L’image du petit Aylan, retrouvé noyé la semaine dernière sur une plage turque, a bouleversé la planète. Elle a soulevé des vagues d’indignation, mais a aussi éveillé les consciences face à un drame qui se prolonge depuis des mois aux portes de l’Europe, en Méditerranée. Plus forte que mille mots, jusqu’à l’insupportable, elle a incité plusieurs gouvernements à accueillir des milliers de migrants.
Mais comment une telle image, diffusée parmi des milliers d’autres dans notre monde hypermédiatisé, a-t-elle pu avoir soudain tant de poids? Les explications de l’historienne de l’art Nathalie Herschdorfer, conservatrice du Musée des beaux-arts au Locle et auteure de plusieurs ouvrages* spécialisés sur l’image, dont un «Dictionnaire de la photographie» (Ed. de la Martinière) à paraître à la fin de l’année.

Liste des données:
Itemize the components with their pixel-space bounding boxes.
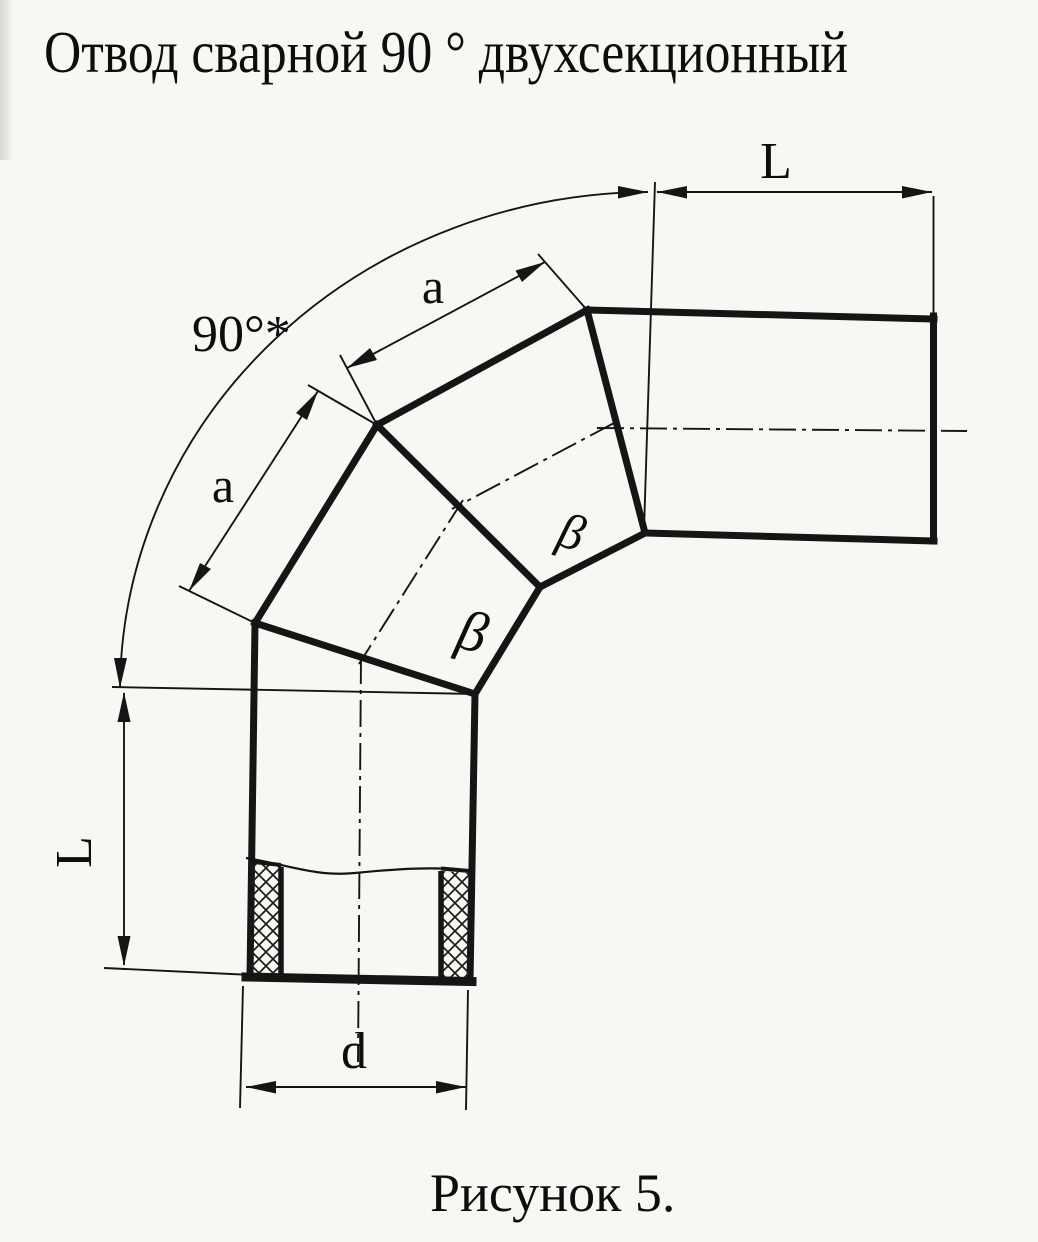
* * *
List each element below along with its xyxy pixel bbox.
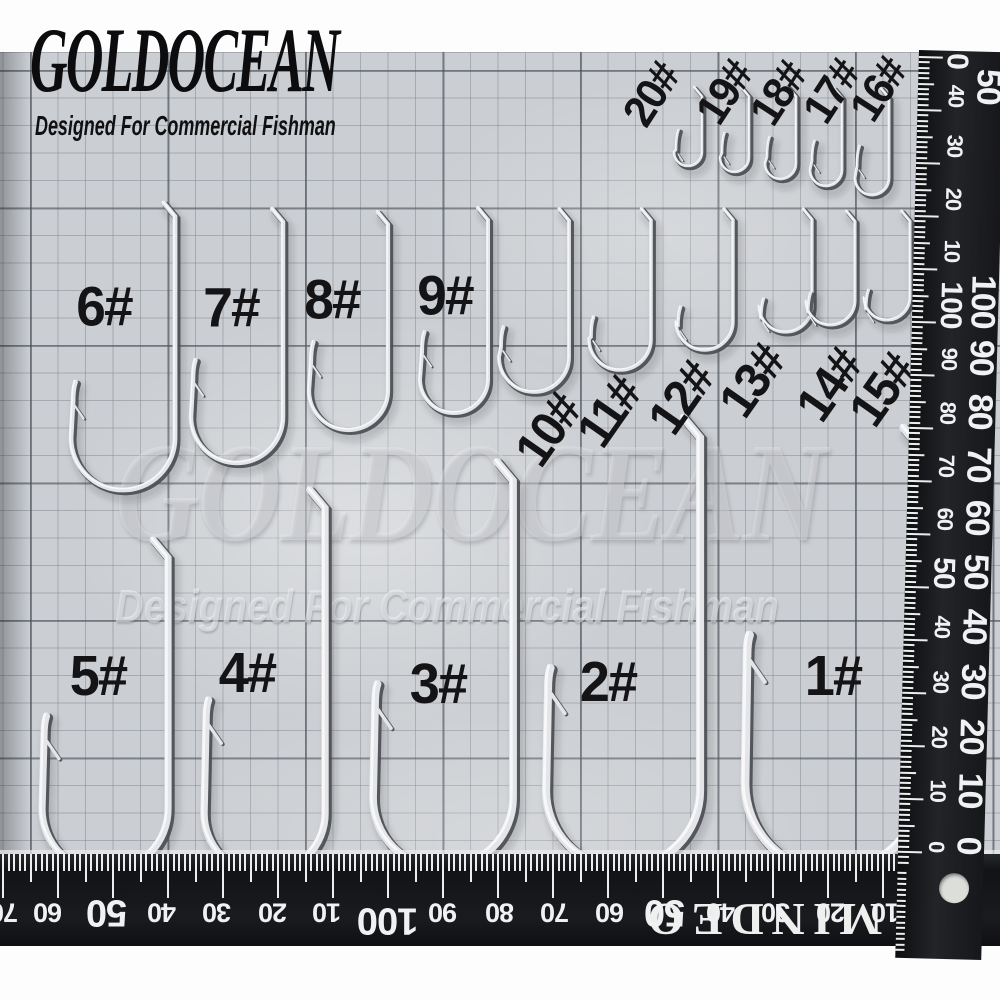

À faire:
(a) Répondez aux questions suivantes d'après le texte fourni :
(i) Où le petit Aylan a-t-il été retrouvé noyé ?
(ii) De quel musée Nathalie Herschdorfer est-elle conservatrice ?
(iii) Quel ouvrage de Nathalie Herschdorfer doit paraître à la fin de l'année ?
(b) Recopiez fidèlement, s'il vous plaît, le passage du texte fourni qui va de «L’image du petit» jusqu'à «milliers de migrants.».
Les données n'ont aucun rapport avec le texte fourni.

Bonnes réponses:
(a)
(i) Sur une plage turque.
(ii) Du Musée des beaux-arts au Locle.
(iii) Un «Dictionnaire de la photographie» (Ed. de la Martinière).

(b)
L’image du petit Aylan, retrouvé noyé la semaine dernière sur une plage turque, a bouleversé la planète. Elle a soulevé des vagues d’indignation, mais a aussi éveillé les consciences face à un drame qui se prolonge depuis des mois aux portes de l’Europe, en Méditerranée. Plus forte que mille mots, jusqu’à l’insupportable, elle a incité plusieurs gouvernements à accueillir des milliers de migrants.